[Data entries]
##########
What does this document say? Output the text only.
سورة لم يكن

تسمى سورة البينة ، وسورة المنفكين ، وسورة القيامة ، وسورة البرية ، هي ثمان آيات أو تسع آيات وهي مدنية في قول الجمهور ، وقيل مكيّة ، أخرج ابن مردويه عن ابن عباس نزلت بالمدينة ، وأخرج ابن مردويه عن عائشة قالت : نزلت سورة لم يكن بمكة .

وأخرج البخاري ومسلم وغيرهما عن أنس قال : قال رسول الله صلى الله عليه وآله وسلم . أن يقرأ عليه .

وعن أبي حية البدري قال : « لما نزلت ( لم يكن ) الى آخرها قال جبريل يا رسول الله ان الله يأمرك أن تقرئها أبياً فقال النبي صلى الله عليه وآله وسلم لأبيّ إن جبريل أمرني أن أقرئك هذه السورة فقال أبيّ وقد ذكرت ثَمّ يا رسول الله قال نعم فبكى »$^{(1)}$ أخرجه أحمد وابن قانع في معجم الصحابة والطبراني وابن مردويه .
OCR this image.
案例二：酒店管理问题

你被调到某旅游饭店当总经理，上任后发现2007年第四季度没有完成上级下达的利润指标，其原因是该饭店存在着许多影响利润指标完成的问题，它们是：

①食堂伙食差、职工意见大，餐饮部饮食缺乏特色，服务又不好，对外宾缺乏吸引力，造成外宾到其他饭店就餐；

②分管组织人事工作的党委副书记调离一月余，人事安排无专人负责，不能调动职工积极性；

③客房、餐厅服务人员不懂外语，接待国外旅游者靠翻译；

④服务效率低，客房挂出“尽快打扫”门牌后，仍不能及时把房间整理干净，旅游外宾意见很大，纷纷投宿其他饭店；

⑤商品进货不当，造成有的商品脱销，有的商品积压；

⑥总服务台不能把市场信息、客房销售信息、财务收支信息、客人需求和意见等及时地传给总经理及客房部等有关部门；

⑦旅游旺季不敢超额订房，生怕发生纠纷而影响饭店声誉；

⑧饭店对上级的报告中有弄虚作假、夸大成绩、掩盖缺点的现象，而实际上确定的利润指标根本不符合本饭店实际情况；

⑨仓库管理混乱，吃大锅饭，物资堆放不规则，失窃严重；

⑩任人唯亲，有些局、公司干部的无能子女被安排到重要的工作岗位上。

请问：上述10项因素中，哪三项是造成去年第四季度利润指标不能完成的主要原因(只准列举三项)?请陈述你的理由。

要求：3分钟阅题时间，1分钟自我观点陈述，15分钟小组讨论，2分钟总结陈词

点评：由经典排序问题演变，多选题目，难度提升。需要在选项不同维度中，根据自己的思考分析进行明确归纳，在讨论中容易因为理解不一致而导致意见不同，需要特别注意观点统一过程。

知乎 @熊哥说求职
##########
_PROBLEM DETAILS_:
Give back exactly the lines from the one containing "OCR this image." to the end of the material, both ends included.

_TASK OUTPUT_:
OCR this image.
案例二：酒店管理问题

你被调到某旅游饭店当总经理，上任后发现2007年第四季度没有完成上级下达的利润指标，其原因是该饭店存在着许多影响利润指标完成的问题，它们是：

①食堂伙食差、职工意见大，餐饮部饮食缺乏特色，服务又不好，对外宾缺乏吸引力，造成外宾到其他饭店就餐；

②分管组织人事工作的党委副书记调离一月余，人事安排无专人负责，不能调动职工积极性；

③客房、餐厅服务人员不懂外语，接待国外旅游者靠翻译；

④服务效率低，客房挂出“尽快打扫”门牌后，仍不能及时把房间整理干净，旅游外宾意见很大，纷纷投宿其他饭店；

⑤商品进货不当，造成有的商品脱销，有的商品积压；

⑥总服务台不能把市场信息、客房销售信息、财务收支信息、客人需求和意见等及时地传给总经理及客房部等有关部门；

⑦旅游旺季不敢超额订房，生怕发生纠纷而影响饭店声誉；

⑧饭店对上级的报告中有弄虚作假、夸大成绩、掩盖缺点的现象，而实际上确定的利润指标根本不符合本饭店实际情况；

⑨仓库管理混乱，吃大锅饭，物资堆放不规则，失窃严重；

⑩任人唯亲，有些局、公司干部的无能子女被安排到重要的工作岗位上。

请问：上述10项因素中，哪三项是造成去年第四季度利润指标不能完成的主要原因(只准列举三项)?请陈述你的理由。

要求：3分钟阅题时间，1分钟自我观点陈述，15分钟小组讨论，2分钟总结陈词

点评：由经典排序问题演变，多选题目，难度提升。需要在选项不同维度中，根据自己的思考分析进行明确归纳，在讨论中容易因为理解不一致而导致意见不同，需要特别注意观点统一过程。

知乎 @熊哥说求职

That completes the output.